- Your task: Continue the ranked album reviews below, picking up after their final line.

Thurston's spacey day dreamy melodies float perfectly on the gorgeous Teenage Riot as he croons with such a sense of disaffected joy. You feel like your walking around New York City half a sleep in a daze, it's a heavenly track. Elsewhere, Sonic Youth are torturing there instruments and warping perceptions, the excellent Silver Rocket starts out as a straight rocker before breaking down into a rasping scraping musical meltdown. This is a signature of Daydream Nation even the most seemingly simple of songs confounds you expectations, they warp, evolve and the challenge you the listener. The music can be abbrasive but it's always controlled you feel like your on a journey, that every last scrathy riff and stab of guitar is utterly essential. Kim Gordon is the real star on this record, while this album is perfect from track one to track twelve, she is simple uber cool. On The Sprawl she's the ultimate femme fatale, she in your face, she's disgusted by you, and yet while she's mocking you and burying consumerism you can't help but love it, her cynical tones are a sheer delight. My own personal highlight is album closer Trilogy bringing together three great invidual tracks into one great music clusterfuck, its a long esxcaberating journey, grueling and yet beautiful. As far as musical relevance and importance records don't come much bigger than this, it's simply impossible to imagine the next twenty years of American music without Daydream Nation and Doolittle. Ultimately this record is all things to all people a visceral jab of rough around the edges alternative punk, an ice cool pop record, or the first and last word in avante guard rock, honestly, who cares? Only one word can really do justice to Daydream Nation: genius.
4. Thriller - Michael Jackson
(Epic 1982, Quincy Jones)

- Supplied data:
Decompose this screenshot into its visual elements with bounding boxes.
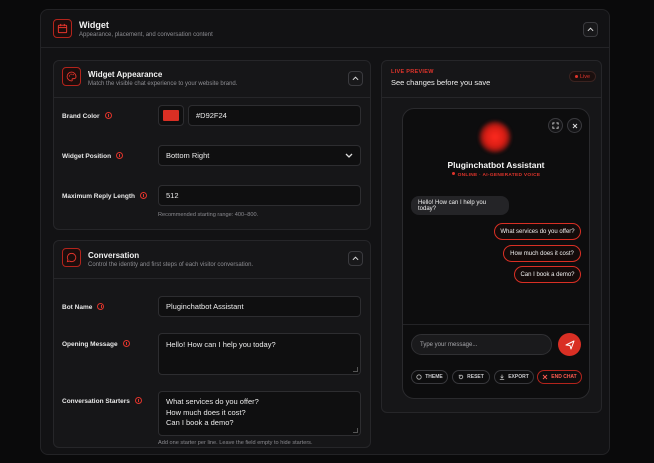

- Exercise response:
There is no escaping this album, it's an aboslute monster, it's probably the concensus choice for the greatest pure pop record of all time, and while I personally prefer the disco stylings of Off The Wall or the excentricity of Purple Rain I'd be hard pressed to come up for a convincing argument against this album. I really do feel deeply sadden listing back to Thriller now and thinking of Michael Jackson's life, the tragedy and triumph that built and built until this absolutely perfect moment. Everything after that, well we'd all like to pretend that never happened. This was Jackson ultimate creative and commercial peak, and it was the ultimate triumph for a black artist, and a incredibly important record culturally. It's almost impossible for me to state the importance of MJ and Thriller to African American culture, and I'll try to avoid being a partronising arse as I will never quite understand but this record does mean the world to someone people.
When it comes to pop record this is the absolute zenith, of the nine tracks on this album seven went on to become wildly succesful singles and this album still sells by the shed load today. Why exactly? Becuase it's stuffed to the brim with grade A level awesomeness. Not to sound unproffesional but there is no other way to put it. This is the album that brought the world Wanna Be Starting Something, Billie Jean, Beat It, Thriller, The Girl Is Mine, Human Nature and P.Y.T. This is just solid gold hit making at its best. It has it all, the sweetest ballads, the sickest dance moves, the best videos, the ultimately guitar lines, that solo from Beat It, and best of all it has that undefinable X factor that only MJ could bring to a record. The albums influence is still being felt, just last year Rihanna pinched the refrain from Wanna Be Startin' Something to top the charts with Please Don't Stop The Music. Thinking back I'm staggered that Baby Be Mine never got a release it's a sublime pop song and georgeous ballad with a killer Streets of Rage baseline. However when it comes to Micheal Jackson and this album there are always two tracks that I will come back to again and again. First and foremost Beat It possible my favourite track of all time, it's just perfect, every note, every clang, every pulsing synth, the knocks, every lick of guitar and of course every last "Shamone". The other track is Billie Jean with its more seriously writing, and it's the high water mark that every great single from any genre will be measured against. Quite simply, the perfect pop record.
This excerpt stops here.